* **Collection entries**

— BEGIN —

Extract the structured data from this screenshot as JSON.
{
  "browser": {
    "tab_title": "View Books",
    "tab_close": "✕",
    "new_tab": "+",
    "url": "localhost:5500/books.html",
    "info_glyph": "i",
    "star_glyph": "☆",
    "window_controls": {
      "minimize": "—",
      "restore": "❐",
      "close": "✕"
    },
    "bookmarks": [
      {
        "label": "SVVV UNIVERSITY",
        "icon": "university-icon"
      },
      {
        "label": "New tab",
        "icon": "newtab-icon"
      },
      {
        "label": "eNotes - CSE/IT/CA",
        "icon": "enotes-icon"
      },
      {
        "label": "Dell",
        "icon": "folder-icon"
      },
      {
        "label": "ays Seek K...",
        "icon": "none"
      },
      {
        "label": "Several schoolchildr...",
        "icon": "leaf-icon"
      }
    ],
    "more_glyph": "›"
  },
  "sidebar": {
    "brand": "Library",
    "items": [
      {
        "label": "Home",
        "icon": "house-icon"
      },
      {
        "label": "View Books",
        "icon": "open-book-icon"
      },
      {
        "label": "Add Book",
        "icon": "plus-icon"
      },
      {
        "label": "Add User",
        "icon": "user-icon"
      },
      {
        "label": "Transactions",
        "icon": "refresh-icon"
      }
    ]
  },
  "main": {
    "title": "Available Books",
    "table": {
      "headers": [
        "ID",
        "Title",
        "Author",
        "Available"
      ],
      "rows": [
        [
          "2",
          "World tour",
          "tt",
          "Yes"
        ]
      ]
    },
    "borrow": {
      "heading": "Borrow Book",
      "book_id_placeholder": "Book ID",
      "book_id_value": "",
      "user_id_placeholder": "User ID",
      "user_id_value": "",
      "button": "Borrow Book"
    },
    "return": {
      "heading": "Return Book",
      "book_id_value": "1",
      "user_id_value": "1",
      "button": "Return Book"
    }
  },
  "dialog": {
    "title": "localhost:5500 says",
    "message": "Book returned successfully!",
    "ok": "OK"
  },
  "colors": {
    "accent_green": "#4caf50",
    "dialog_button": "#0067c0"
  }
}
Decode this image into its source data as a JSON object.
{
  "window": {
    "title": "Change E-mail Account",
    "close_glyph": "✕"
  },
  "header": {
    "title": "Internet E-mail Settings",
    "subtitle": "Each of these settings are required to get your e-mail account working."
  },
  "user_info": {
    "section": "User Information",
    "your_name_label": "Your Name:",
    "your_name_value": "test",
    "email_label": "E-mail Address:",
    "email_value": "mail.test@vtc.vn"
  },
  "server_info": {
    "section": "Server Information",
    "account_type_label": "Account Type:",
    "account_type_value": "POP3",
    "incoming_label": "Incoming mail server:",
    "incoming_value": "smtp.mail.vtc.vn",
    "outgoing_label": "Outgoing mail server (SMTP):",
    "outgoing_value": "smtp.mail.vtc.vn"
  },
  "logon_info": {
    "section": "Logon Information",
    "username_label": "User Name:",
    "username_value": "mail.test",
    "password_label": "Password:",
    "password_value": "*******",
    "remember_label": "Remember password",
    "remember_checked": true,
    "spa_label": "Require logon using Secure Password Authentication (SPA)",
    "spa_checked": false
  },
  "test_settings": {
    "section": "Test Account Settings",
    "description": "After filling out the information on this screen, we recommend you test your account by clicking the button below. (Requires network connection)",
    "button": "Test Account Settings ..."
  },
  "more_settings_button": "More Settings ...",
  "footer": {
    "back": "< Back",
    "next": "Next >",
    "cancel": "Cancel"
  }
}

— END —

* **What this task involves**
Print the material above once more, exactly.

* **Exercise response**
Extract the structured data from this screenshot as JSON.
{
  "browser": {
    "tab_title": "View Books",
    "tab_close": "✕",
    "new_tab": "+",
    "url": "localhost:5500/books.html",
    "info_glyph": "i",
    "star_glyph": "☆",
    "window_controls": {
      "minimize": "—",
      "restore": "❐",
      "close": "✕"
    },
    "bookmarks": [
      {
        "label": "SVVV UNIVERSITY",
        "icon": "university-icon"
      },
      {
        "label": "New tab",
        "icon": "newtab-icon"
      },
      {
        "label": "eNotes - CSE/IT/CA",
        "icon": "enotes-icon"
      },
      {
        "label": "Dell",
        "icon": "folder-icon"
      },
      {
        "label": "ays Seek K...",
        "icon": "none"
      },
      {
        "label": "Several schoolchildr...",
        "icon": "leaf-icon"
      }
    ],
    "more_glyph": "›"
  },
  "sidebar": {
    "brand": "Library",
    "items": [
      {
        "label": "Home",
        "icon": "house-icon"
      },
      {
        "label": "View Books",
        "icon": "open-book-icon"
      },
      {
        "label": "Add Book",
        "icon": "plus-icon"
      },
      {
        "label": "Add User",
        "icon": "user-icon"
      },
      {
        "label": "Transactions",
        "icon": "refresh-icon"
      }
    ]
  },
  "main": {
    "title": "Available Books",
    "table": {
      "headers": [
        "ID",
        "Title",
        "Author",
        "Available"
      ],
      "rows": [
        [
          "2",
          "World tour",
          "tt",
          "Yes"
        ]
      ]
    },
    "borrow": {
      "heading": "Borrow Book",
      "book_id_placeholder": "Book ID",
      "book_id_value": "",
      "user_id_placeholder": "User ID",
      "user_id_value": "",
      "button": "Borrow Book"
    },
    "return": {
      "heading": "Return Book",
      "book_id_value": "1",
      "user_id_value": "1",
      "button": "Return Book"
    }
  },
  "dialog": {
    "title": "localhost:5500 says",
    "message": "Book returned successfully!",
    "ok": "OK"
  },
  "colors": {
    "accent_green": "#4caf50",
    "dialog_button": "#0067c0"
  }
}
Decode this image into its source data as a JSON object.
{
  "window": {
    "title": "Change E-mail Account",
    "close_glyph": "✕"
  },
  "header": {
    "title": "Internet E-mail Settings",
    "subtitle": "Each of these settings are required to get your e-mail account working."
  },
  "user_info": {
    "section": "User Information",
    "your_name_label": "Your Name:",
    "your_name_value": "test",
    "email_label": "E-mail Address:",
    "email_value": "mail.test@vtc.vn"
  },
  "server_info": {
    "section": "Server Information",
    "account_type_label": "Account Type:",
    "account_type_value": "POP3",
    "incoming_label": "Incoming mail server:",
    "incoming_value": "smtp.mail.vtc.vn",
    "outgoing_label": "Outgoing mail server (SMTP):",
    "outgoing_value": "smtp.mail.vtc.vn"
  },
  "logon_info": {
    "section": "Logon Information",
    "username_label": "User Name:",
    "username_value": "mail.test",
    "password_label": "Password:",
    "password_value": "*******",
    "remember_label": "Remember password",
    "remember_checked": true,
    "spa_label": "Require logon using Secure Password Authentication (SPA)",
    "spa_checked": false
  },
  "test_settings": {
    "section": "Test Account Settings",
    "description": "After filling out the information on this screen, we recommend you test your account by clicking the button below. (Requires network connection)",
    "button": "Test Account Settings ..."
  },
  "more_settings_button": "More Settings ...",
  "footer": {
    "back": "< Back",
    "next": "Next >",
    "cancel": "Cancel"
  }
}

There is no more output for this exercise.